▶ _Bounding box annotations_
+ + + +

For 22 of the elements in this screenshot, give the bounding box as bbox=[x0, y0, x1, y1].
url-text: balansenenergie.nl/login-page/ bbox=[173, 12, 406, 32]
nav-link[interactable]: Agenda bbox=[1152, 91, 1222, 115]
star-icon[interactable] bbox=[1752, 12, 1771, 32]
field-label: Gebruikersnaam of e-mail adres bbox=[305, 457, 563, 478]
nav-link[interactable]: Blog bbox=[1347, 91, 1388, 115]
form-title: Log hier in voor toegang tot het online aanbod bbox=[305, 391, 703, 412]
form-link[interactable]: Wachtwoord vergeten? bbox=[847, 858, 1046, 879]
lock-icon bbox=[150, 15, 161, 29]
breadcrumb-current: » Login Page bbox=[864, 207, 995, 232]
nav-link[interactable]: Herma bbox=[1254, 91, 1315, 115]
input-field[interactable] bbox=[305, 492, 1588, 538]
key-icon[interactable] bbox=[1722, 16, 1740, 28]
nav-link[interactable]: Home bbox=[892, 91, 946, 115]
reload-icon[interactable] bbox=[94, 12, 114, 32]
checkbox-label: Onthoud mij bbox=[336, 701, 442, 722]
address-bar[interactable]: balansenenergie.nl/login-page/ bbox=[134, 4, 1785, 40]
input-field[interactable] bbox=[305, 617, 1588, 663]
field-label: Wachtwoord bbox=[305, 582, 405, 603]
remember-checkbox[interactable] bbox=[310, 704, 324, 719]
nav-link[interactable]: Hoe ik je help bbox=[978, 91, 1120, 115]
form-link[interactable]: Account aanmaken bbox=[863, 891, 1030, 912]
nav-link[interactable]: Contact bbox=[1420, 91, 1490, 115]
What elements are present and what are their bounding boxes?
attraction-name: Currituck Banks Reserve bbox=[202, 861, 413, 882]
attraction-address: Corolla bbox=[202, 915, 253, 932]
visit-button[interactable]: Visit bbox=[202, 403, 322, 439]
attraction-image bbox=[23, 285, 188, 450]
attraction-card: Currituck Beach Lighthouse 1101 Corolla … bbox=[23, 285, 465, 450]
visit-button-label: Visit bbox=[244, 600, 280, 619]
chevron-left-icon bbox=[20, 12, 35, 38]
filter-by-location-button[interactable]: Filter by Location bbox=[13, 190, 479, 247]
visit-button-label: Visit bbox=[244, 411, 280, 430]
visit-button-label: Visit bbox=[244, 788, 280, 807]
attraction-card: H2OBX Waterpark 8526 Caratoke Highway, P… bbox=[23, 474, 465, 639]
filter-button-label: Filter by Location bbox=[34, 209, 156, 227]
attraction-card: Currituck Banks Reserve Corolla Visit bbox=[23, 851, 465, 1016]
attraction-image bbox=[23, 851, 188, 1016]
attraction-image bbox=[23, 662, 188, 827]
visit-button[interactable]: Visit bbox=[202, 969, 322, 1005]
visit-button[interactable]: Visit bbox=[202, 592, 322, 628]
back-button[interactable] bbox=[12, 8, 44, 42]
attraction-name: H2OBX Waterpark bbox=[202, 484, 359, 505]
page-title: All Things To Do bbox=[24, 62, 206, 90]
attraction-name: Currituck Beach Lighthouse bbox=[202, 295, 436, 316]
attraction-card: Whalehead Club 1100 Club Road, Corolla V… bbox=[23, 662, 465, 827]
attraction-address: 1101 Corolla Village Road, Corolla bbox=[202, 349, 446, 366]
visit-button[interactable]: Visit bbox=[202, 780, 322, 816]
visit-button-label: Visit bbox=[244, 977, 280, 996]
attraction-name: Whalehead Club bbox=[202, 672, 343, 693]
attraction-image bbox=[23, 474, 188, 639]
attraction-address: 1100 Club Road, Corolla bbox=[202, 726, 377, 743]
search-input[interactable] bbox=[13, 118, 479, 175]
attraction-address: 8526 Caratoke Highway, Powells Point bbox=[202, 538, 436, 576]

+ + + +

Rewrite all of the records above, changing every "attraction-card" to "place-card" and leaving everything else unchanged.

For 22 of the elements in this screenshot, give the bounding box as bbox=[x0, y0, x1, y1].
url-text: balansenenergie.nl/login-page/ bbox=[173, 12, 406, 32]
nav-link[interactable]: Agenda bbox=[1152, 91, 1222, 115]
star-icon[interactable] bbox=[1752, 12, 1771, 32]
field-label: Gebruikersnaam of e-mail adres bbox=[305, 457, 563, 478]
nav-link[interactable]: Blog bbox=[1347, 91, 1388, 115]
form-title: Log hier in voor toegang tot het online aanbod bbox=[305, 391, 703, 412]
form-link[interactable]: Wachtwoord vergeten? bbox=[847, 858, 1046, 879]
lock-icon bbox=[150, 15, 161, 29]
breadcrumb-current: » Login Page bbox=[864, 207, 995, 232]
nav-link[interactable]: Herma bbox=[1254, 91, 1315, 115]
input-field[interactable] bbox=[305, 492, 1588, 538]
key-icon[interactable] bbox=[1722, 16, 1740, 28]
nav-link[interactable]: Home bbox=[892, 91, 946, 115]
reload-icon[interactable] bbox=[94, 12, 114, 32]
checkbox-label: Onthoud mij bbox=[336, 701, 442, 722]
address-bar[interactable]: balansenenergie.nl/login-page/ bbox=[134, 4, 1785, 40]
input-field[interactable] bbox=[305, 617, 1588, 663]
field-label: Wachtwoord bbox=[305, 582, 405, 603]
remember-checkbox[interactable] bbox=[310, 704, 324, 719]
nav-link[interactable]: Hoe ik je help bbox=[978, 91, 1120, 115]
form-link[interactable]: Account aanmaken bbox=[863, 891, 1030, 912]
nav-link[interactable]: Contact bbox=[1420, 91, 1490, 115]
What elements are present and what are their bounding boxes?
attraction-name: Currituck Banks Reserve bbox=[202, 861, 413, 882]
attraction-address: Corolla bbox=[202, 915, 253, 932]
visit-button[interactable]: Visit bbox=[202, 403, 322, 439]
attraction-image bbox=[23, 285, 188, 450]
place-card: Currituck Beach Lighthouse 1101 Corolla … bbox=[23, 285, 465, 450]
visit-button-label: Visit bbox=[244, 600, 280, 619]
chevron-left-icon bbox=[20, 12, 35, 38]
filter-by-location-button[interactable]: Filter by Location bbox=[13, 190, 479, 247]
visit-button-label: Visit bbox=[244, 411, 280, 430]
visit-button-label: Visit bbox=[244, 788, 280, 807]
place-card: H2OBX Waterpark 8526 Caratoke Highway, P… bbox=[23, 474, 465, 639]
filter-button-label: Filter by Location bbox=[34, 209, 156, 227]
place-card: Currituck Banks Reserve Corolla Visit bbox=[23, 851, 465, 1016]
attraction-image bbox=[23, 851, 188, 1016]
attraction-image bbox=[23, 662, 188, 827]
visit-button[interactable]: Visit bbox=[202, 969, 322, 1005]
visit-button[interactable]: Visit bbox=[202, 592, 322, 628]
back-button[interactable] bbox=[12, 8, 44, 42]
attraction-name: H2OBX Waterpark bbox=[202, 484, 359, 505]
page-title: All Things To Do bbox=[24, 62, 206, 90]
attraction-name: Currituck Beach Lighthouse bbox=[202, 295, 436, 316]
place-card: Whalehead Club 1100 Club Road, Corolla V… bbox=[23, 662, 465, 827]
attraction-address: 1101 Corolla Village Road, Corolla bbox=[202, 349, 446, 366]
visit-button[interactable]: Visit bbox=[202, 780, 322, 816]
visit-button-label: Visit bbox=[244, 977, 280, 996]
attraction-name: Whalehead Club bbox=[202, 672, 343, 693]
attraction-image bbox=[23, 474, 188, 639]
attraction-address: 1100 Club Road, Corolla bbox=[202, 726, 377, 743]
search-input[interactable] bbox=[13, 118, 479, 175]
attraction-address: 8526 Caratoke Highway, Powells Point bbox=[202, 538, 436, 576]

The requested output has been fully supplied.